Saved entries:

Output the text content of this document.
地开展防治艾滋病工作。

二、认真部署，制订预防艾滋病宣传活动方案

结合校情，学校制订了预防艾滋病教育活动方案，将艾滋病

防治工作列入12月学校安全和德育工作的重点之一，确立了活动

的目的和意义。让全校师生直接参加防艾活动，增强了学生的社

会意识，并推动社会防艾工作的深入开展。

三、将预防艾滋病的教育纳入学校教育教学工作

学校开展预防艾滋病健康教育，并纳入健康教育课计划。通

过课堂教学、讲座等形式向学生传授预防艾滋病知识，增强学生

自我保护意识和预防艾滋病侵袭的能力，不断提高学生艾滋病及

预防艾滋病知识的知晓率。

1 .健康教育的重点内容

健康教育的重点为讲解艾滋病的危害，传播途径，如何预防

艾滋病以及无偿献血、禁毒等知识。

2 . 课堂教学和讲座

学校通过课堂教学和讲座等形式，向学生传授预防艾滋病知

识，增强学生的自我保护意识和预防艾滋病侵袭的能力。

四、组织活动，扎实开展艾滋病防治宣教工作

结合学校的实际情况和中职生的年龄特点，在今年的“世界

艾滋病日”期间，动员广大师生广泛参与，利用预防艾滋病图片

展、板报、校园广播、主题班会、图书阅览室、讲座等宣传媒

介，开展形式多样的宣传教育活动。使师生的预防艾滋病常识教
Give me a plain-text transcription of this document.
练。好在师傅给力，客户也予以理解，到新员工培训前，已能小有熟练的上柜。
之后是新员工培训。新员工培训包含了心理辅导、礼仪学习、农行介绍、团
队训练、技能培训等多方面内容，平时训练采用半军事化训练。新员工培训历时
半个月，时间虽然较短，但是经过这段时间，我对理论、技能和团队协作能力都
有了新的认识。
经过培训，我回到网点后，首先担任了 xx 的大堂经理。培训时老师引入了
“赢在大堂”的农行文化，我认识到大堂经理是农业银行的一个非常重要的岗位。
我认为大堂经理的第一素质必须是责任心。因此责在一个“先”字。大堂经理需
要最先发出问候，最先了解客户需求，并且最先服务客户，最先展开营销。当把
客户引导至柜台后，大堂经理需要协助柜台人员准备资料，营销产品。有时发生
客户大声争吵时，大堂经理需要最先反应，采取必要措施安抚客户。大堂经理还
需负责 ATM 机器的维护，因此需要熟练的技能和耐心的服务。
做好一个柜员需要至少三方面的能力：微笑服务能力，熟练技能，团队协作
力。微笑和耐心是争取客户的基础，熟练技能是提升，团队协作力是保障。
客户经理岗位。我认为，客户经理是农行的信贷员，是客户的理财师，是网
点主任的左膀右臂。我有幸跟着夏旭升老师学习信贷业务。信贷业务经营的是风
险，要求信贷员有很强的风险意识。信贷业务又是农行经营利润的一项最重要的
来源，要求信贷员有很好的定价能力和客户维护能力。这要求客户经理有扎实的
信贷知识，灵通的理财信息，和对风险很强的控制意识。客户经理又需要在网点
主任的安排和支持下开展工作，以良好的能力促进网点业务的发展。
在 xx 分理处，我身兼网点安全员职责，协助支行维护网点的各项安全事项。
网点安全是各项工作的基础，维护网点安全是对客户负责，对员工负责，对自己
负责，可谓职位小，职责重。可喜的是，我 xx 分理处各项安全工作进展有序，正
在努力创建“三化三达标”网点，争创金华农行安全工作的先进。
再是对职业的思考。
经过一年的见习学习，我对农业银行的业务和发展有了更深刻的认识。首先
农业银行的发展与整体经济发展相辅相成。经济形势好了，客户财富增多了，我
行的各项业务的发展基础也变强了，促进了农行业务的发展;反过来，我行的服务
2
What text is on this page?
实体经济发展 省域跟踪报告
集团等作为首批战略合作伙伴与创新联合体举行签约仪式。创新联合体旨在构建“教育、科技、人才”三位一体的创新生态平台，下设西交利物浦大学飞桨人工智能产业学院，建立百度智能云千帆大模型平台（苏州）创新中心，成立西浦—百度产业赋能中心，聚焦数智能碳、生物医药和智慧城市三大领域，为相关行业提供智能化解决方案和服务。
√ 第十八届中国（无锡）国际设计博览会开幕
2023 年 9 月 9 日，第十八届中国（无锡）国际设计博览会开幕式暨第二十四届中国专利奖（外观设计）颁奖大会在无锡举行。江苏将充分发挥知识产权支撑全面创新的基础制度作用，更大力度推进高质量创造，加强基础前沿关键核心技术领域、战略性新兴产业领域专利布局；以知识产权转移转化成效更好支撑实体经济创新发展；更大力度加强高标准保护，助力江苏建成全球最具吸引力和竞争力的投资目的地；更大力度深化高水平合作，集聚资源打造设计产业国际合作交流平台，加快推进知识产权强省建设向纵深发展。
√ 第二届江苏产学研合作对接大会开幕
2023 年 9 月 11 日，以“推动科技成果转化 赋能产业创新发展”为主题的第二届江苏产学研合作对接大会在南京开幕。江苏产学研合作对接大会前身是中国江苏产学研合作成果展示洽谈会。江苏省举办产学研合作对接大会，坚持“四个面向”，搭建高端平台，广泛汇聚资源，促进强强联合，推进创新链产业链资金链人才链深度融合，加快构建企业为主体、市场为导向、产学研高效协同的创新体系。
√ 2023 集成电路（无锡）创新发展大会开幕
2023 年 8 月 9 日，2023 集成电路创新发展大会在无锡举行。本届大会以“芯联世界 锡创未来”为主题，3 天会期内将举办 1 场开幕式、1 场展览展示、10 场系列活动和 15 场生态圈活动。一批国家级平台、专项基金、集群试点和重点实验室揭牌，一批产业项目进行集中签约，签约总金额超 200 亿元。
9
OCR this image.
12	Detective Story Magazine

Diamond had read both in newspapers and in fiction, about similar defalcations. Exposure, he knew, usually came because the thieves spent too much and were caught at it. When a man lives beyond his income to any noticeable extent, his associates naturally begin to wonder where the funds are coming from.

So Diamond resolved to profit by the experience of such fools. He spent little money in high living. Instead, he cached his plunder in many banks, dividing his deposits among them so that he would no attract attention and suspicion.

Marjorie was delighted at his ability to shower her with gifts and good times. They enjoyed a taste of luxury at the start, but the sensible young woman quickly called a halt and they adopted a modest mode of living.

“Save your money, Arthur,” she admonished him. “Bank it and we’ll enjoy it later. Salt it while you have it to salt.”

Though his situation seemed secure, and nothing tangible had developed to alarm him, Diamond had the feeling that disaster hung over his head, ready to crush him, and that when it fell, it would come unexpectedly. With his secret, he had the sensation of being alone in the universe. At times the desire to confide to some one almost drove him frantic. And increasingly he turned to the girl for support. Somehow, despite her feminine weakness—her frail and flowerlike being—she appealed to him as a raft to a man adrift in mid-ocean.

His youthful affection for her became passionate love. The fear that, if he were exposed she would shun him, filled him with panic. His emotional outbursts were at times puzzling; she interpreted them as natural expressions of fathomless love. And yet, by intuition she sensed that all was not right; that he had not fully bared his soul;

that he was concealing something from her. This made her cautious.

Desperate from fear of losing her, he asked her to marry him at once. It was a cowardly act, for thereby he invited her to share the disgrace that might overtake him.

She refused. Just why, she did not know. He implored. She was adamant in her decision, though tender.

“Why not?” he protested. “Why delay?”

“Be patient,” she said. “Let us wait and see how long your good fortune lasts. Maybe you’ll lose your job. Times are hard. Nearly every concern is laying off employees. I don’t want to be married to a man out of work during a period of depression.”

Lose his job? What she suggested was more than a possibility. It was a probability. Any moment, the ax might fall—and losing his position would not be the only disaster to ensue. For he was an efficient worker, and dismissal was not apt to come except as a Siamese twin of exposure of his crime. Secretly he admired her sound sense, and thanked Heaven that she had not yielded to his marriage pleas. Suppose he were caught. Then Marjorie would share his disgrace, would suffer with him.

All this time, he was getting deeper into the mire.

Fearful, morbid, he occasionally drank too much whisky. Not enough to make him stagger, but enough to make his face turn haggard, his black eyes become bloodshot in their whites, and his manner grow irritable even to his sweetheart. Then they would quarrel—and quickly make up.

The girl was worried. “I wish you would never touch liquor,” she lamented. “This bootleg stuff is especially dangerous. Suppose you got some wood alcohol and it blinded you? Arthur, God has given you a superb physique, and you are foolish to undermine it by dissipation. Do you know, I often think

◆ **Exercise**: Take every line that includes the string "text" and copy it.

◆ **Response to this task**:
Output the text content of this document.
Give me a plain-text transcription of this document.
What text is on this page?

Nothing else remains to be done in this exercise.